## Problem
Leave the pictures out and print every record below exactly as it stands.

— Start —

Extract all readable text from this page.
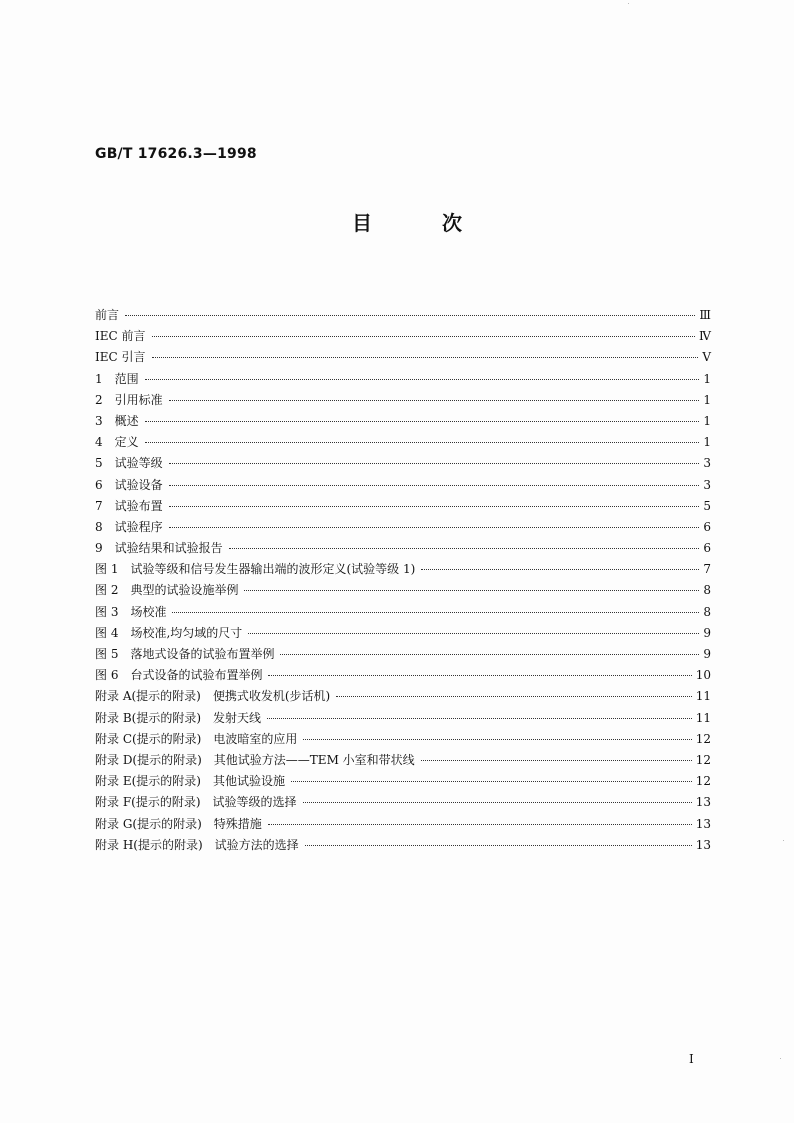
GB/T 17626.3—1998
目	次
前言	Ⅲ
IEC 前言	Ⅳ
IEC 引言	Ⅴ
1　范围	1
2　引用标准	1
3　概述	1
4　定义	1
5　试验等级	3
6　试验设备	3
7　试验布置	5
8　试验程序	6
9　试验结果和试验报告	6
图 1　试验等级和信号发生器输出端的波形定义(试验等级 1)	7
图 2　典型的试验设施举例	8
图 3　场校准	8
图 4　场校准,均匀域的尺寸	9
图 5　落地式设备的试验布置举例	9
图 6　台式设备的试验布置举例	10
附录 A(提示的附录)　便携式收发机(步话机)	11
附录 B(提示的附录)　发射天线	11
附录 C(提示的附录)　电波暗室的应用	12
附录 D(提示的附录)　其他试验方法——TEM 小室和带状线	12
附录 E(提示的附录)　其他试验设施	12
附录 F(提示的附录)　试验等级的选择	13
附录 G(提示的附录)　特殊措施	13
附录 H(提示的附录)　试验方法的选择	13
I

— End —

## Finished exercise
Extract all readable text from this page.
GB/T 17626.3—1998
目	次
前言	Ⅲ
IEC 前言	Ⅳ
IEC 引言	Ⅴ
1　范围	1
2　引用标准	1
3　概述	1
4　定义	1
5　试验等级	3
6　试验设备	3
7　试验布置	5
8　试验程序	6
9　试验结果和试验报告	6
图 1　试验等级和信号发生器输出端的波形定义(试验等级 1)	7
图 2　典型的试验设施举例	8
图 3　场校准	8
图 4　场校准,均匀域的尺寸	9
图 5　落地式设备的试验布置举例	9
图 6　台式设备的试验布置举例	10
附录 A(提示的附录)　便携式收发机(步话机)	11
附录 B(提示的附录)　发射天线	11
附录 C(提示的附录)　电波暗室的应用	12
附录 D(提示的附录)　其他试验方法——TEM 小室和带状线	12
附录 E(提示的附录)　其他试验设施	12
附录 F(提示的附录)　试验等级的选择	13
附录 G(提示的附录)　特殊措施	13
附录 H(提示的附录)　试验方法的选择	13
I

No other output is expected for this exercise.